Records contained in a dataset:
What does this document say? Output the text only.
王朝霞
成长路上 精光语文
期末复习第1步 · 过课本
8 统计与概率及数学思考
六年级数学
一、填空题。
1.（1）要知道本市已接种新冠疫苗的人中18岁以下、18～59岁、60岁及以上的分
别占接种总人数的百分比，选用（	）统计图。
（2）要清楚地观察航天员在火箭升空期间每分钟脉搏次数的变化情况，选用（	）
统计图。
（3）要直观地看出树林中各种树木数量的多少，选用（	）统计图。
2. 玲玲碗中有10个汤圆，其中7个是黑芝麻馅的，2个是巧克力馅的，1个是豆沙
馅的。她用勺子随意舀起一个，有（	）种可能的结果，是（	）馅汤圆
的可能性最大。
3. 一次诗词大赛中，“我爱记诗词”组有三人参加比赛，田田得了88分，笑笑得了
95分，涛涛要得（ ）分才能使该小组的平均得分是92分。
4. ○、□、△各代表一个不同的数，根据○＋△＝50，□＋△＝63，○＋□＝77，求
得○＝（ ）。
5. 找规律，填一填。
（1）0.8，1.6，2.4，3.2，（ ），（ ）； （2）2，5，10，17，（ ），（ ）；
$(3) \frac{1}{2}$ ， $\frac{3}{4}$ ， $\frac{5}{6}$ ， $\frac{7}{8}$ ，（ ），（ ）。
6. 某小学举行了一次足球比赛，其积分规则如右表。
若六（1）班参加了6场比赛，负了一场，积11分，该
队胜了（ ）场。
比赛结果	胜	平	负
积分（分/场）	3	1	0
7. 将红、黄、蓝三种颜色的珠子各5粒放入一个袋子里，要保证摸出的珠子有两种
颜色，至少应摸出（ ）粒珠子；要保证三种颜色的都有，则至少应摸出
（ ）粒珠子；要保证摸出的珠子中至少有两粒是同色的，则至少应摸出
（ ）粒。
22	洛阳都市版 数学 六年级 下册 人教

---

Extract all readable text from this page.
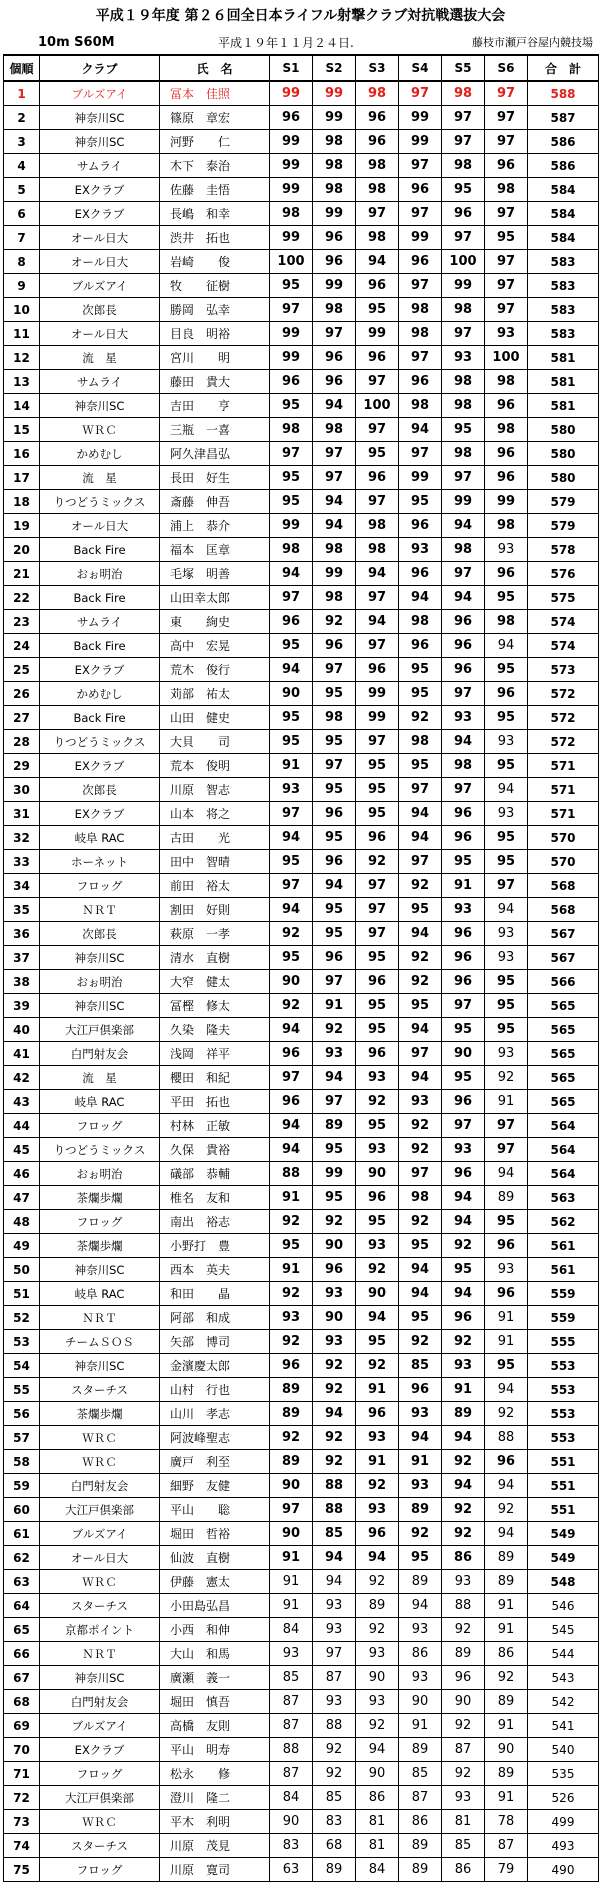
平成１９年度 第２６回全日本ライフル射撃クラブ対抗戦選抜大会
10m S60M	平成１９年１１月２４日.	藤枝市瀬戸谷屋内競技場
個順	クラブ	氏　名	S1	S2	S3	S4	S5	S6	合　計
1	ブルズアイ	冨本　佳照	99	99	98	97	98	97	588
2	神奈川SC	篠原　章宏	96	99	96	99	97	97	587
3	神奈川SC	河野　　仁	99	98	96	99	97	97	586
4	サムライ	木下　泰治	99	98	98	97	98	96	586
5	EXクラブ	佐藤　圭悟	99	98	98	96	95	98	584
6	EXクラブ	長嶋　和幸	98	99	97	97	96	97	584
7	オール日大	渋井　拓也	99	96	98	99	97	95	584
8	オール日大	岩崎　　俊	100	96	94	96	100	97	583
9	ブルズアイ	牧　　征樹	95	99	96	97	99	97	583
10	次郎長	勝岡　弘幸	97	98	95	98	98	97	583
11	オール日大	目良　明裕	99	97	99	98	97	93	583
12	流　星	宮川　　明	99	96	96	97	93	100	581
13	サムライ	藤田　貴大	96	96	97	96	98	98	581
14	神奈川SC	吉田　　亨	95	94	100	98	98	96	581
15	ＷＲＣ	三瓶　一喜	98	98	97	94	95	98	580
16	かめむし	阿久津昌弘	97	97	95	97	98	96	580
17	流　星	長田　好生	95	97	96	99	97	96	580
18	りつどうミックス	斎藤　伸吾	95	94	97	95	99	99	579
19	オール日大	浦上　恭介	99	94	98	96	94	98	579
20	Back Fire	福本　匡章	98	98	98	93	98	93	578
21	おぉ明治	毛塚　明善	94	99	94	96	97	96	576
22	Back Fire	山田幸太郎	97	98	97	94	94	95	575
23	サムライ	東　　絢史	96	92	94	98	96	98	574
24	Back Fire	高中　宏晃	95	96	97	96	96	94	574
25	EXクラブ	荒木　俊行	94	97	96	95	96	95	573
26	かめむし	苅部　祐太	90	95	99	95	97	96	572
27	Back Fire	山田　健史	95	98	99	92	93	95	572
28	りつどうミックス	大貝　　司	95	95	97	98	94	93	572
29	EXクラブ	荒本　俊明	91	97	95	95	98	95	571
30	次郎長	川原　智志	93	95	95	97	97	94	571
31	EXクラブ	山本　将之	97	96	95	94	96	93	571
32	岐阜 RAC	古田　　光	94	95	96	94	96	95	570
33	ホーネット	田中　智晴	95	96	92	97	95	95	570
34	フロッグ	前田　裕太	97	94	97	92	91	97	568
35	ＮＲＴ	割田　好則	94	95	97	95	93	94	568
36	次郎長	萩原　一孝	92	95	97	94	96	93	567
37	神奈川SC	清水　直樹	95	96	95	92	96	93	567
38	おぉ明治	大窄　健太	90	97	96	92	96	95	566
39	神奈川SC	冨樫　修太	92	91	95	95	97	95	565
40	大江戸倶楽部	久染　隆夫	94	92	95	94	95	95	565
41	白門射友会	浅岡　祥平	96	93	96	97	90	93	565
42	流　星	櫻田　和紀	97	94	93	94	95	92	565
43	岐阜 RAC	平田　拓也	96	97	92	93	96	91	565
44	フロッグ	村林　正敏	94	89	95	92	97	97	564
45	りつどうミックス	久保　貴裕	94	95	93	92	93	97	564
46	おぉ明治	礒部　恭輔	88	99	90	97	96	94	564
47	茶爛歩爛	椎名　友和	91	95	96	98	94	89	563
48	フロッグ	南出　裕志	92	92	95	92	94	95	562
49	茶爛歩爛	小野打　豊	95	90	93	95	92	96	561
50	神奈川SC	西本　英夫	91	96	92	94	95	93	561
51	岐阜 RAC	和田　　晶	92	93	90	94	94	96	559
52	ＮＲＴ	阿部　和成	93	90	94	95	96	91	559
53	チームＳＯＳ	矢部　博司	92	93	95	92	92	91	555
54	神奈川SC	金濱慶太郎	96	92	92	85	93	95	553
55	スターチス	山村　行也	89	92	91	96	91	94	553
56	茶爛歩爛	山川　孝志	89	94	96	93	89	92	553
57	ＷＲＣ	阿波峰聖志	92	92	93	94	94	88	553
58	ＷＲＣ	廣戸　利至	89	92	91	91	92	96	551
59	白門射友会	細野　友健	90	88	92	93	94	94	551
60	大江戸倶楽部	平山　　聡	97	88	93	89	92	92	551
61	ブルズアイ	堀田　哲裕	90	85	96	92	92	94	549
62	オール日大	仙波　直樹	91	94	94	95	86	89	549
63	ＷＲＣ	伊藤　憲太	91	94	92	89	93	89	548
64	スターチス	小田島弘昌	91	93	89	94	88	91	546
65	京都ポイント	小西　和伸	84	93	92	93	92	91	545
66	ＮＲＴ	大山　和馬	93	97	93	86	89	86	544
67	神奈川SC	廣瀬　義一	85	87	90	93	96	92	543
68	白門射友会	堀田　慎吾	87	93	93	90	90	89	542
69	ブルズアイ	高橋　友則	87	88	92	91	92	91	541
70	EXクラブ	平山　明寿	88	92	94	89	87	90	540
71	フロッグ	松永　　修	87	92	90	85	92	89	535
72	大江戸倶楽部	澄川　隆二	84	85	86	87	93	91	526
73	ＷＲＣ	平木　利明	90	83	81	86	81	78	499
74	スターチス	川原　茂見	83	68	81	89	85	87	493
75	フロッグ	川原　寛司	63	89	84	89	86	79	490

# Written exercise
Lines containing "ブルズアイ" are to be counted. State the total and add nothing.

# Response
4